Selected passage ->
——

Anyway, that second layer of law expresses policies, thus what the political system does. Not all policies are enacted, but many do. It depends on how flexible they are supposed to be, and what about of budgetary money they need. You want a flexible policy that does not necessarily require to divert the stream of taxpayers’ money? You keep it executive, like those presidential proclamations that President Donald Trump uses to impose tariffs on imports. You want to implement a costly policy, which requires fiscal effort, and you don’t really expect to back off in three months from now? In that case you are likely to push some bill through the legislative.

The fundamentalist man enters our bar and asks again: ‘Do you have any political system? How do you know you have any?’. Now, we, the barman, can answer in a little bit more corkscrewed a manner: ‘It depends what kind of political system you fancy, man. If you want something well hinged, sort of regular, with basic legal frame and at least some policies enacted as law, yes, we have plenty. If, on the other hand, you are thinking about something less stringent, rather something sort of like a no-holds-barred game, sorry, we are short of. You can call by that other bar, down the street, with the big « Revolutionary Republic of We Know Better » sign over their door. They should have that second kind on stock, right now. This is probably why you can hear gunshots from there, every now and then’.

All that thinking about political systems made me think of reposting a bit of my writing from last year. It is because I am deeply fascinated with the 17th century in Europe. I have sort of a gut feeling that we are leaving the peaceful world of standardized political systems, which started to build up by the end of the 18th century, and we re-enter the fascinating maze of intertwining social hierarchies of the world, which, fault of a better word, we use to label ‘feudal’. In 1675, the publishing house run by Louis Billaine, located at the Second Pillar of the Grand Salle of the Palace, at Grand Cesar, published, with the privilege of the King, a book entitled, originally, ‘Le Parfait Négociant ou Instruction Générale Pour Ce Qui Regarde Le Commerce’. In English, that would be ‘The Perfect Merchant or General Instructions as Regards Commerce’. The author was Jacques Savary. By the way, the title I provided here above is the abridged one. The full title holds in 13 lines. Master Savary wanted to be precise, and indeed he was. On 829 pages, he covers very comprehensively a lot of practical topics.

I like reading books in a hermeneutic way. It means that I try to deconstruct the context, which the book had been written in. As we are talking 17th century and French monarchy, the most important part of the context could very well be the King, and the king was the Sun King: Louis XIV of France. The second important thing in the context is d’Artagnan. Alexandre Dumas chose to put an end to his hero’s life in 1673, in a battle, identically to the death of the real d’Artagnan, or Charles de Batz de Castelmore d’Artagnan. As we are talking Louis the XIV, we are talking Jean-Baptiste Colbert, the famous minister of finance, and his active, capitalistic policies. We are talking about doing business in an environment strongly marked by the interests of the most powerful people being around. We are talking about the creation of Saint-Gobain, the manufacture of mirrors, today a global business. It was the time, when huge ambitions of the absolutist monarchy went hand in hand with a quick development of really big (I mean bloody big, really) capitalism. There were those first attempts, from the part of the Sun King, of issuing money in order to finance his military prowess. The money in question, later on disdainfully called ‘the Bernardines’, was a failure, but the idea took root (read more in: Sombart 1911 – 2001[3], pages 65 – 70).

——

Required actions ->
A – In the political systems essay, list every person named in the paragraph that starts "I like reading books in a hermeneutic way."
B – Carry the political systems essay forward past its final sentence with another paragraph or two.

Information provided ->
——

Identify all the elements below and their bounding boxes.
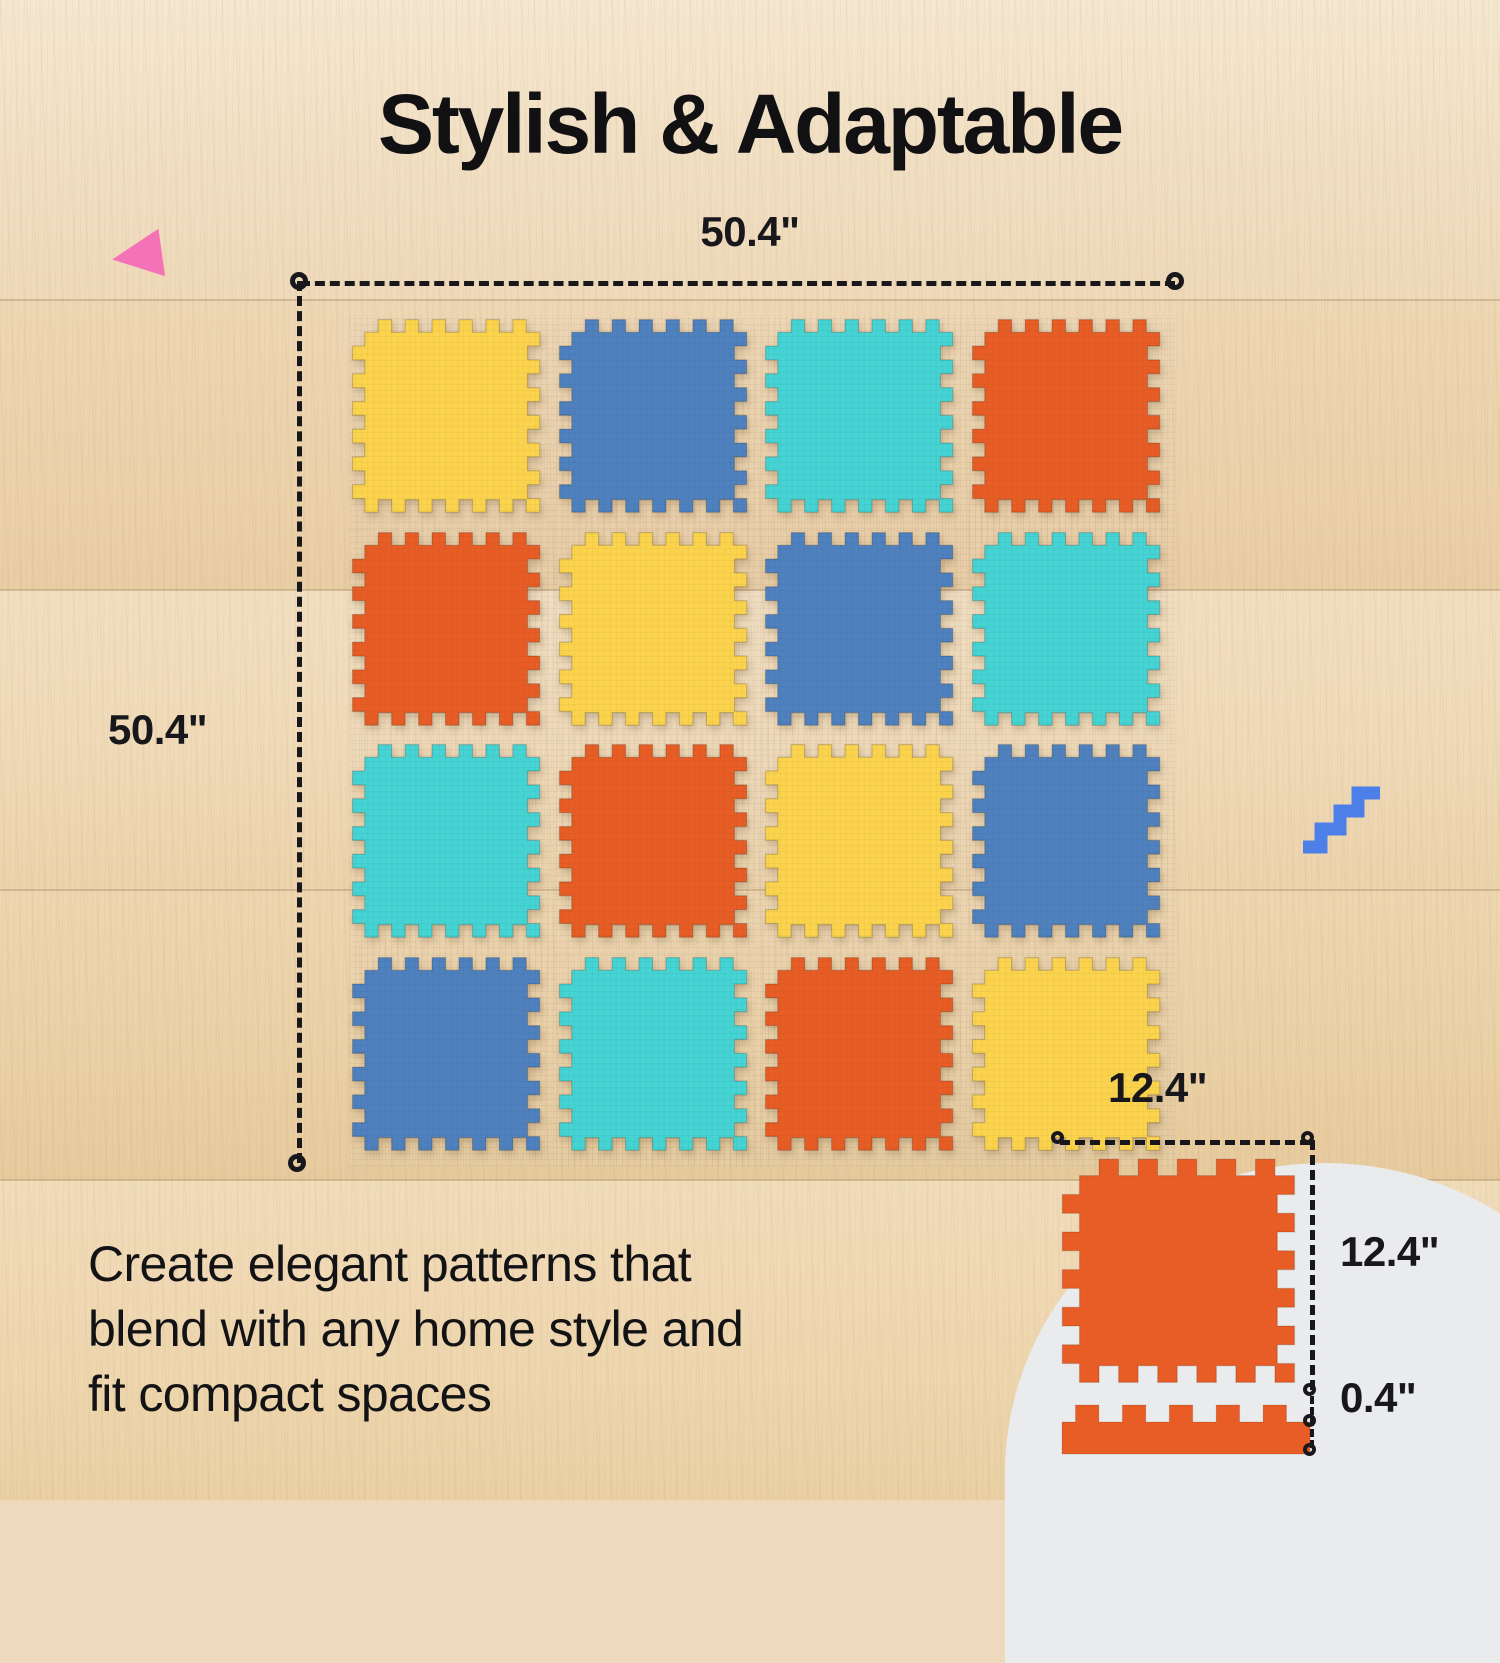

——

The replies ->
A –
- Louis XIV of France (the Sun King)
- d'Artagnan (Charles de Batz de Castelmore d'Artagnan)
- Alexandre Dumas
- Jean-Baptiste Colbert
- Sombart

B –
So, two years after d’Artagnan’s last battle, and during the reign of the Sun King, Jacques Savary publishes that book about being a perfect merchant, in really mousquetairy an environment. How had he come up with the idea? He states it very frankly in the preface of his book: ‘For although I might have had sufficiently good a name, and sufficiently good a birth, to be employed at some higher profession, I admit that, having been destined for Commerce by my parents, it is the employment, which I occupied myself with for a long time, the care I gave it, the particular cognizance that I took of the most significant and the least things as regards it, the ventures I made with all kinds of Manufactures, the losses that I suffered there, those that I avoided, have given me enough enlightenment and enough experience for ignoring nothing that regards the Negoce’.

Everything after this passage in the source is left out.